> [Directions for this task]
In the material below, list every line carrying the string "proceso".

◆ ◆ ◆ ◆ ◆

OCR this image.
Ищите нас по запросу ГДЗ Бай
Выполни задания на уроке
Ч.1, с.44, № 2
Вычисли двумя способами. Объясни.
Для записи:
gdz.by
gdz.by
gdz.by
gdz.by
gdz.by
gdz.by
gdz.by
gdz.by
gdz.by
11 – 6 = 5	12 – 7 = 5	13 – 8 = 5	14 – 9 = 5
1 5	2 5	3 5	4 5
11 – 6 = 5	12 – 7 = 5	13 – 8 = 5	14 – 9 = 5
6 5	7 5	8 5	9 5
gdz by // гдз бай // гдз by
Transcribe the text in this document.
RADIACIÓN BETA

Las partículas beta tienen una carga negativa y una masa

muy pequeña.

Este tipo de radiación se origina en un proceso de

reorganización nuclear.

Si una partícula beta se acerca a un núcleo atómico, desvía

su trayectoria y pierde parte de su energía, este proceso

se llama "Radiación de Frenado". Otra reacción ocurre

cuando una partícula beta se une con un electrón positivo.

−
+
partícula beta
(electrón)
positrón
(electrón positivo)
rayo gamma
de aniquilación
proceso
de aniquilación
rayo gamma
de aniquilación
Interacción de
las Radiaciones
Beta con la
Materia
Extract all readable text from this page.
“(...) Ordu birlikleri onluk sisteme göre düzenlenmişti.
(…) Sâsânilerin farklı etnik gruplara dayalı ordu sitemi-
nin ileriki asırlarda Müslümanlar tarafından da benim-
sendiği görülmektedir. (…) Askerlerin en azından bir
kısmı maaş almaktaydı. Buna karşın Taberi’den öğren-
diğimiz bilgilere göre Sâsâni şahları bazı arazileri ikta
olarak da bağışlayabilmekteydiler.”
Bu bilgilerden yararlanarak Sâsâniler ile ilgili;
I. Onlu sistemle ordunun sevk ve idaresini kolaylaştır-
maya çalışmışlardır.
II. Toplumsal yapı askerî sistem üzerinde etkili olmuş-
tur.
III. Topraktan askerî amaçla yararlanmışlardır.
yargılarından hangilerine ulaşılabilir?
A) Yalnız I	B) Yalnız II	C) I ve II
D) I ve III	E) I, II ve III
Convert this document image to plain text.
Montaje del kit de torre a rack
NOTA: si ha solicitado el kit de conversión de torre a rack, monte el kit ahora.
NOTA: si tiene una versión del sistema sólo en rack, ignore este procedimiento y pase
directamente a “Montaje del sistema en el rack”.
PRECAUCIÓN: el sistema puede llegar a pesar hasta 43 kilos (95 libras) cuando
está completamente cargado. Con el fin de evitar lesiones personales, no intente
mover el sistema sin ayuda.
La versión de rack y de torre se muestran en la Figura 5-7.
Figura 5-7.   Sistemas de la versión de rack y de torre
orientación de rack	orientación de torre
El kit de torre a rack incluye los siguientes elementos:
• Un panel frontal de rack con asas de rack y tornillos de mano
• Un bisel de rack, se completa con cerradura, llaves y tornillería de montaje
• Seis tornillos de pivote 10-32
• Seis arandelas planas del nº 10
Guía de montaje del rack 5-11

◆ ◆ ◆ ◆ ◆

> [Exercise answer]
Este tipo de radiación se origina en un proceso de
su trayectoria y pierde parte de su energía, este proceso
proceso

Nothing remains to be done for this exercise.